### Written problem
Where a line holds the string "Título", return that line.

### Material provided
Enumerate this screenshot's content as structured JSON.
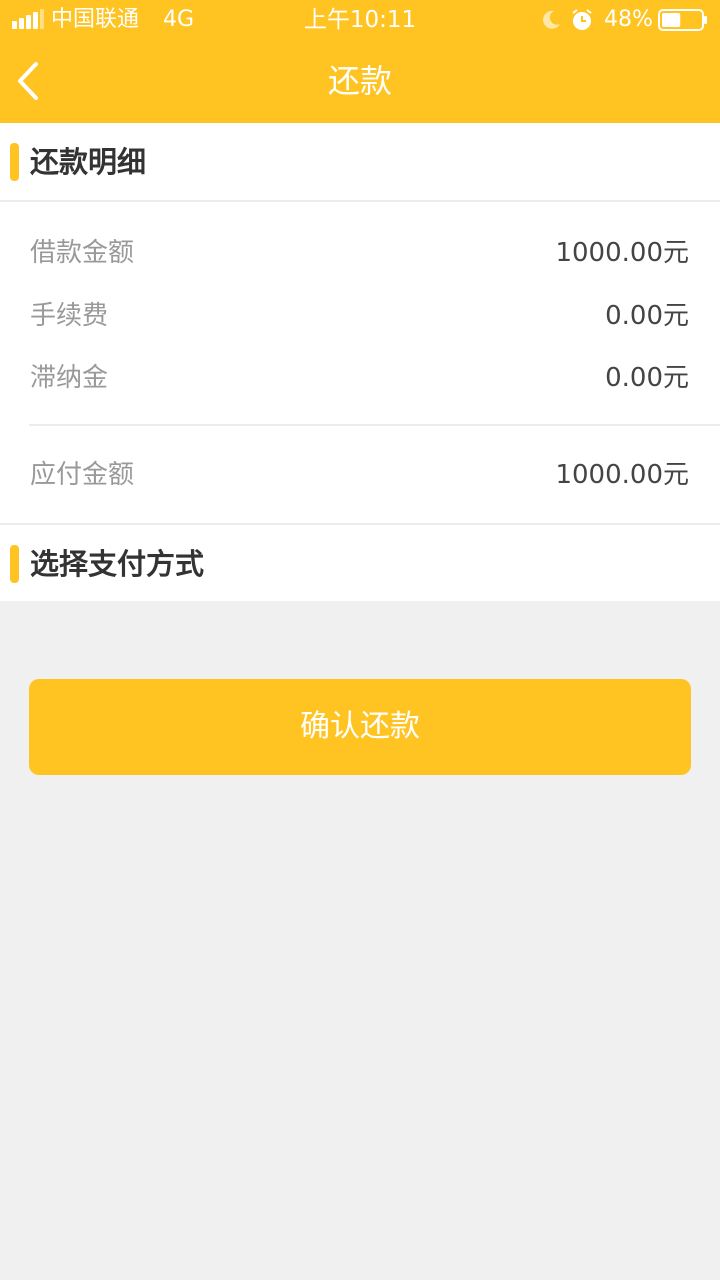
{
  "status_bar": {
    "carrier": "中国联通",
    "network": "4G",
    "time": "上午10:11",
    "battery_percent": "48%",
    "battery_level": 0.48,
    "icons": [
      "signal-icon",
      "moon-icon",
      "alarm-icon",
      "battery-icon"
    ]
  },
  "nav": {
    "title": "还款",
    "back_icon": "chevron-left-icon"
  },
  "repayment_detail": {
    "section_title": "还款明细",
    "rows": [
      {
        "label": "借款金额",
        "value": "1000.00元"
      },
      {
        "label": "手续费",
        "value": "0.00元"
      },
      {
        "label": "滞纳金",
        "value": "0.00元"
      }
    ],
    "total": {
      "label": "应付金额",
      "value": "1000.00元"
    }
  },
  "payment_method": {
    "section_title": "选择支付方式"
  },
  "confirm_button": {
    "label": "确认还款"
  },
  "colors": {
    "accent": "#ffc322",
    "background": "#f0f0f0",
    "card": "#ffffff",
    "label_text": "#999999",
    "value_text": "#444444",
    "title_text": "#333333"
  }
}
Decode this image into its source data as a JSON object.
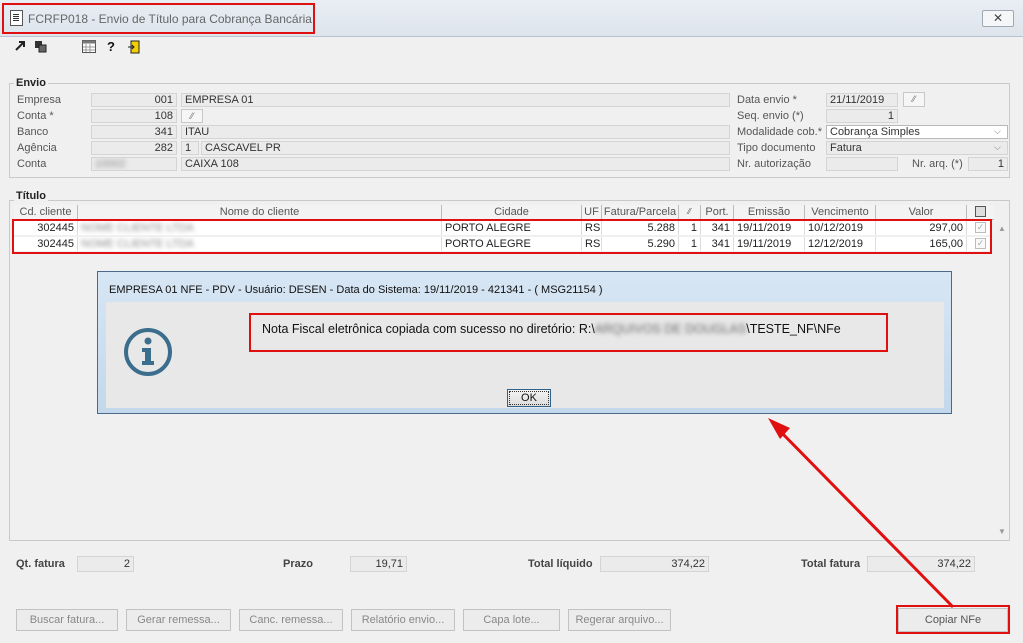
{
  "window": {
    "title": "FCRFP018 - Envio de Título para Cobrança Bancária",
    "close_glyph": "✕"
  },
  "toolbar": {
    "icons": [
      "forward-icon",
      "copy-icon",
      "calendar-icon",
      "help-icon",
      "exit-icon"
    ]
  },
  "envio": {
    "group_label": "Envio",
    "empresa": {
      "label": "Empresa",
      "code": "001",
      "name": "EMPRESA 01"
    },
    "conta_req": {
      "label": "Conta *",
      "code": "108"
    },
    "banco": {
      "label": "Banco",
      "code": "341",
      "name": "ITAU"
    },
    "agencia": {
      "label": "Agência",
      "code": "282",
      "digit": "1",
      "city": "CASCAVEL PR"
    },
    "conta": {
      "label": "Conta",
      "code": "10002",
      "name": "CAIXA 108"
    },
    "data_envio": {
      "label": "Data envio *",
      "value": "21/11/2019"
    },
    "seq_envio": {
      "label": "Seq. envio (*)",
      "value": "1"
    },
    "modalidade": {
      "label": "Modalidade cob.*",
      "value": "Cobrança Simples"
    },
    "tipo_documento": {
      "label": "Tipo documento",
      "value": "Fatura"
    },
    "nr_autorizacao": {
      "label": "Nr. autorização",
      "value": ""
    },
    "nr_arq": {
      "label": "Nr. arq. (*)",
      "value": "1"
    }
  },
  "titulo": {
    "group_label": "Título",
    "columns": [
      "Cd. cliente",
      "Nome do cliente",
      "Cidade",
      "UF",
      "Fatura/Parcela",
      "",
      "Port.",
      "Emissão",
      "Vencimento",
      "Valor"
    ],
    "rows": [
      {
        "cd_cliente": "302445",
        "nome": "NOME CLIENTE LTDA",
        "cidade": "PORTO ALEGRE",
        "uf": "RS",
        "fatura": "5.288",
        "parcela": "1",
        "port": "341",
        "emissao": "19/11/2019",
        "vencimento": "10/12/2019",
        "valor": "297,00",
        "checked": "✓"
      },
      {
        "cd_cliente": "302445",
        "nome": "NOME CLIENTE LTDA",
        "cidade": "PORTO ALEGRE",
        "uf": "RS",
        "fatura": "5.290",
        "parcela": "1",
        "port": "341",
        "emissao": "19/11/2019",
        "vencimento": "12/12/2019",
        "valor": "165,00",
        "checked": "✓"
      }
    ]
  },
  "footer": {
    "qt_fatura": {
      "label": "Qt. fatura",
      "value": "2"
    },
    "prazo": {
      "label": "Prazo",
      "value": "19,71"
    },
    "total_liquido": {
      "label": "Total líquido",
      "value": "374,22"
    },
    "total_fatura": {
      "label": "Total fatura",
      "value": "374,22"
    }
  },
  "buttons": {
    "buscar": "Buscar fatura...",
    "gerar": "Gerar remessa...",
    "canc": "Canc. remessa...",
    "relatorio": "Relatório envio...",
    "capa": "Capa lote...",
    "regerar": "Regerar arquivo...",
    "copiar": "Copiar NFe"
  },
  "dialog": {
    "title": "EMPRESA 01 NFE - PDV - Usuário: DESEN - Data do Sistema: 19/11/2019 - 421341 - ( MSG21154 )",
    "message_prefix": "Nota Fiscal eletrônica copiada com sucesso no diretório: R:\\",
    "message_hidden": "ARQUIVOS DE DOUGLAS",
    "message_suffix": "\\TESTE_NF\\NFe",
    "ok_label": "OK"
  },
  "colors": {
    "highlight": "#e01010",
    "dialog_border": "#4a6a8c",
    "info_icon": "#3b6d8c"
  }
}
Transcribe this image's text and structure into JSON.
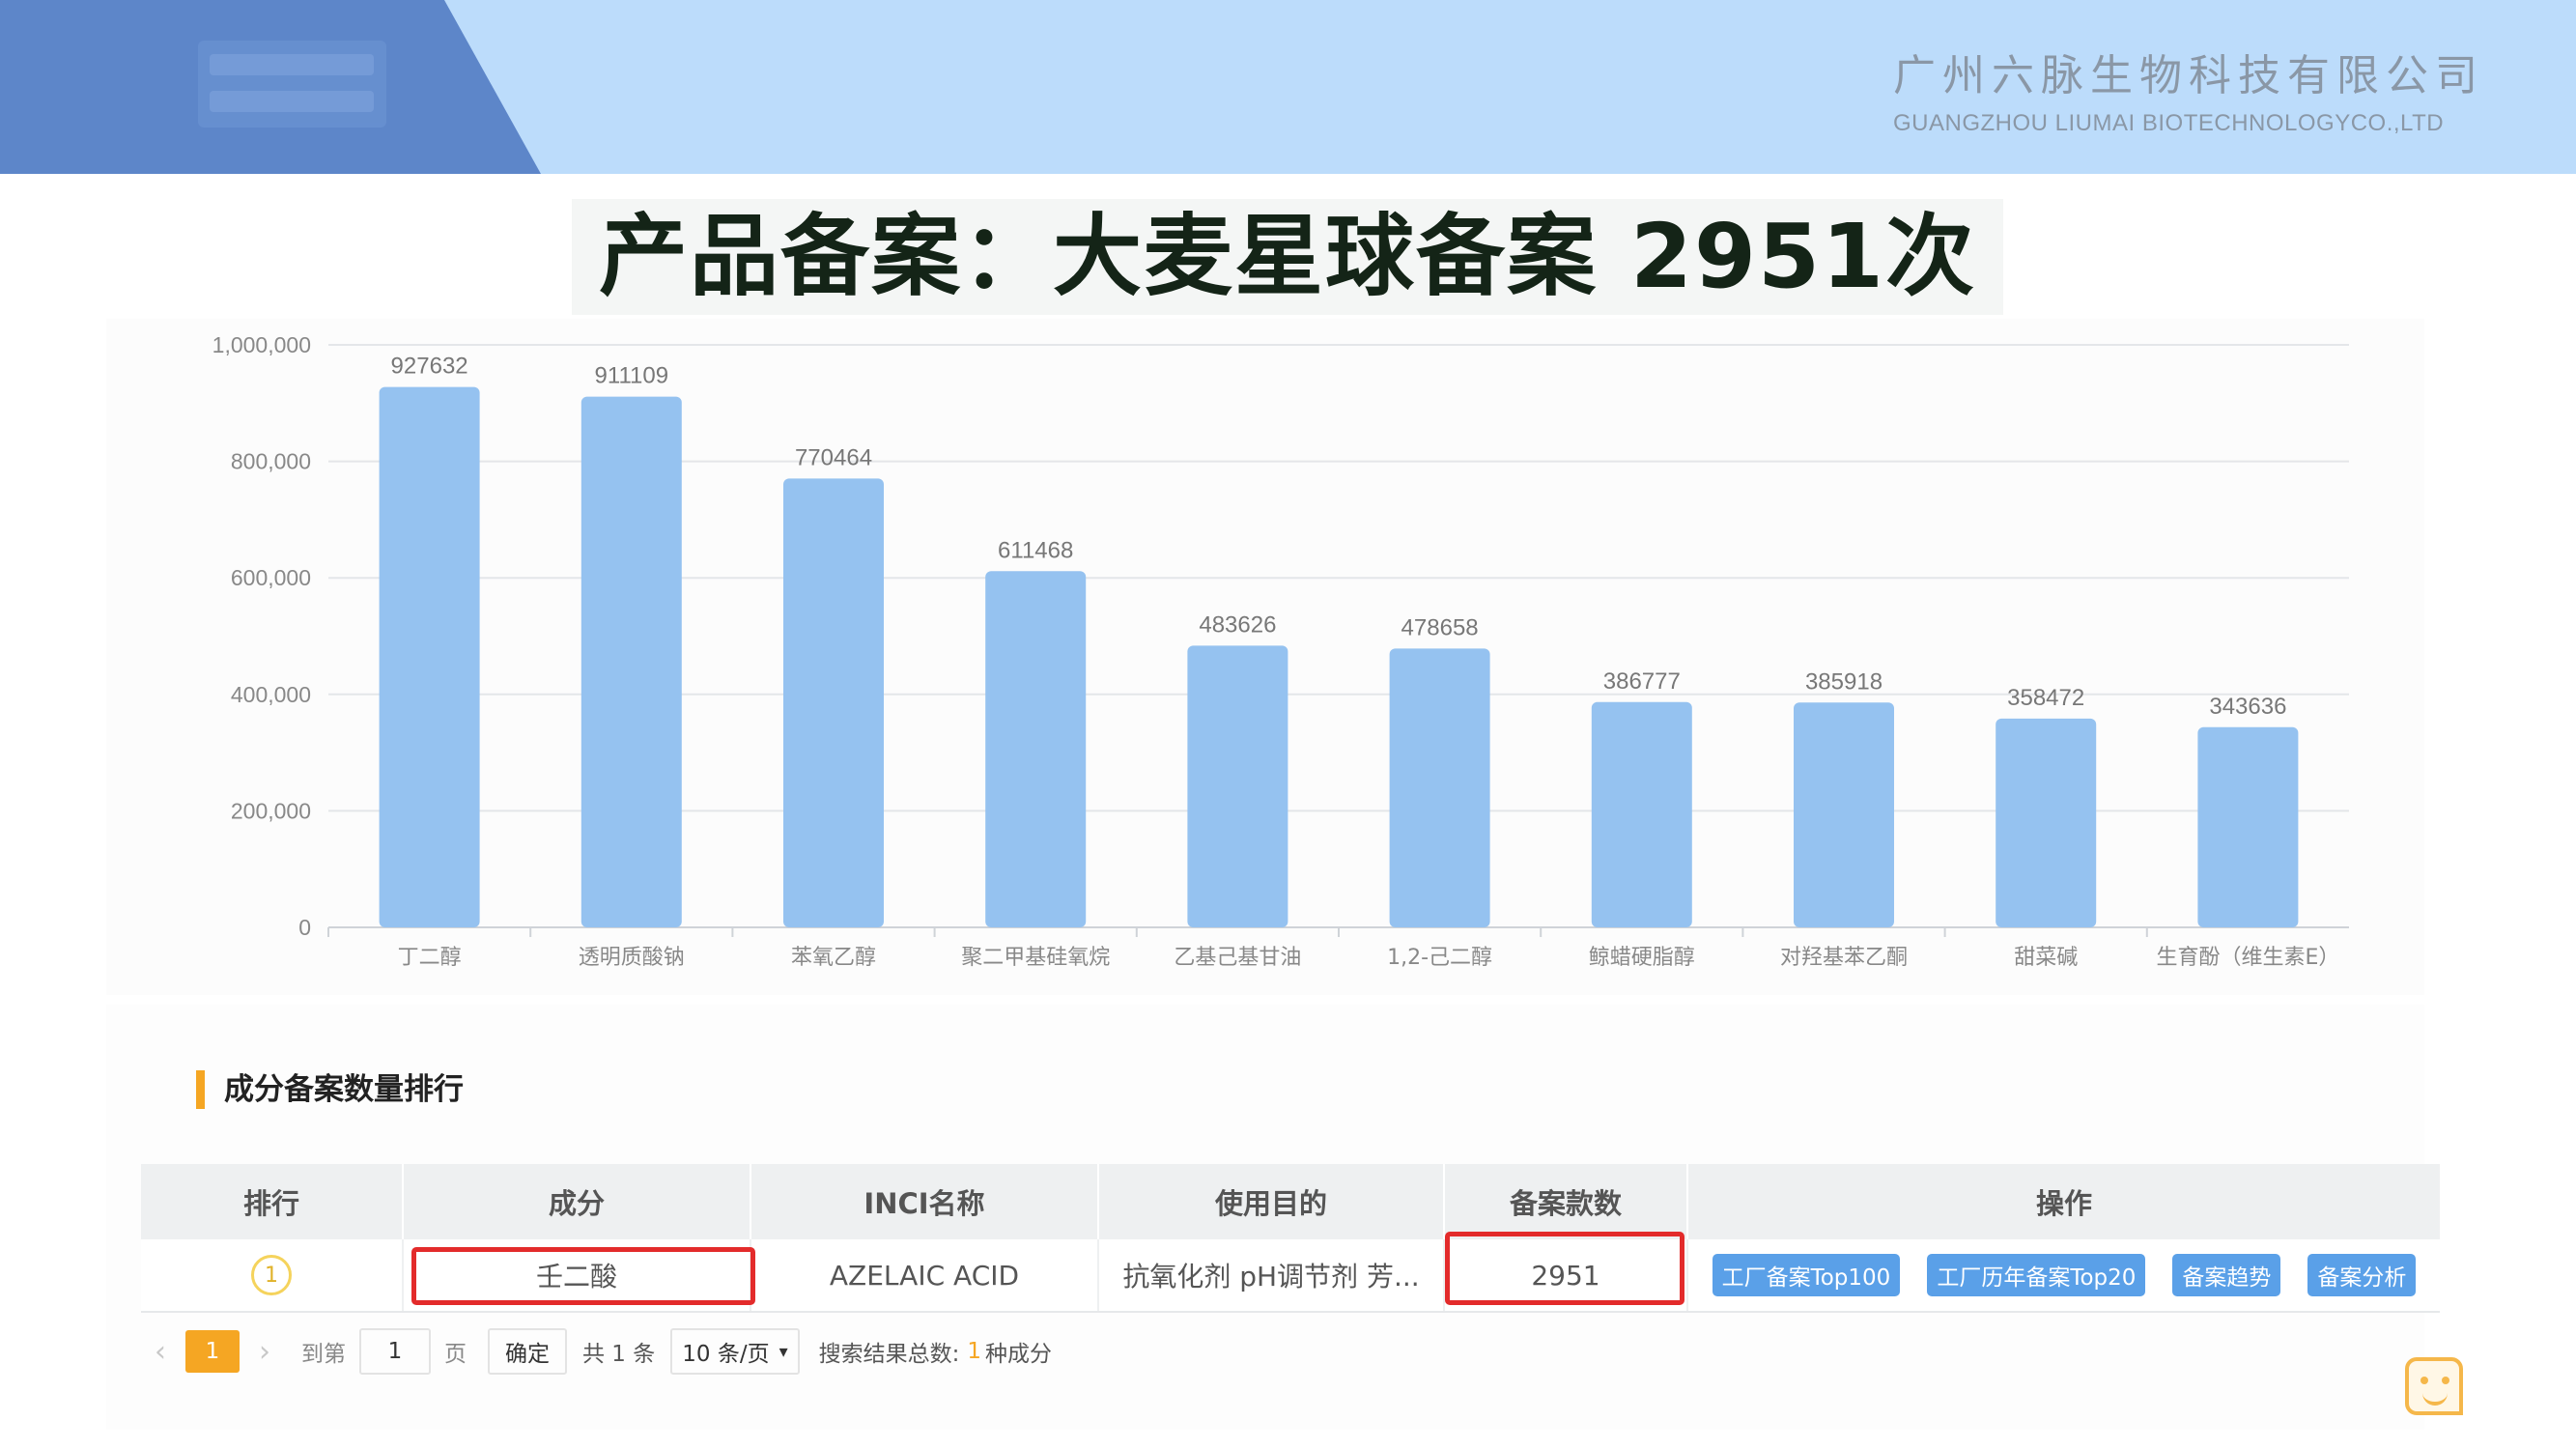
{
  "header": {
    "company_cn": "广州六脉生物科技有限公司",
    "company_en": "GUANGZHOU LIUMAI BIOTECHNOLOGYCO.,LTD",
    "brand_color": "#5d86c9",
    "banner_color": "#bcdcfb"
  },
  "title": "产品备案：大麦星球备案 2951次",
  "chart_data": {
    "type": "bar",
    "categories": [
      "丁二醇",
      "透明质酸钠",
      "苯氧乙醇",
      "聚二甲基硅氧烷",
      "乙基己基甘油",
      "1,2-己二醇",
      "鲸蜡硬脂醇",
      "对羟基苯乙酮",
      "甜菜碱",
      "生育酚（维生素E）"
    ],
    "values": [
      927632,
      911109,
      770464,
      611468,
      483626,
      478658,
      386777,
      385918,
      358472,
      343636
    ],
    "title": "",
    "xlabel": "",
    "ylabel": "",
    "ylim": [
      0,
      1000000
    ],
    "yticks": [
      "0",
      "200,000",
      "400,000",
      "600,000",
      "800,000",
      "1,000,000"
    ],
    "grid": true,
    "bar_color": "#95c2f0"
  },
  "ranking": {
    "section_title": "成分备案数量排行",
    "columns": [
      "排行",
      "成分",
      "INCI名称",
      "使用目的",
      "备案款数",
      "操作"
    ],
    "rows": [
      {
        "rank": "1",
        "ingredient": "壬二酸",
        "inci": "AZELAIC ACID",
        "purpose": "抗氧化剂 pH调节剂 芳...",
        "count": "2951",
        "actions": [
          "工厂备案Top100",
          "工厂历年备案Top20",
          "备案趋势",
          "备案分析"
        ]
      }
    ],
    "pager": {
      "prev_icon": "chevron-left-icon",
      "current_page": "1",
      "next_icon": "chevron-right-icon",
      "goto_label": "到第",
      "goto_value": "1",
      "page_label": "页",
      "confirm_label": "确定",
      "total_label": "共 1 条",
      "page_size": "10 条/页",
      "results_label": "搜索结果总数:",
      "results_count": "1",
      "results_unit": "种成分"
    }
  }
}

### Full response
    "title": "FCRFP018 - Envio de Título para Cobrança Bancária",
    "group_label": "Título",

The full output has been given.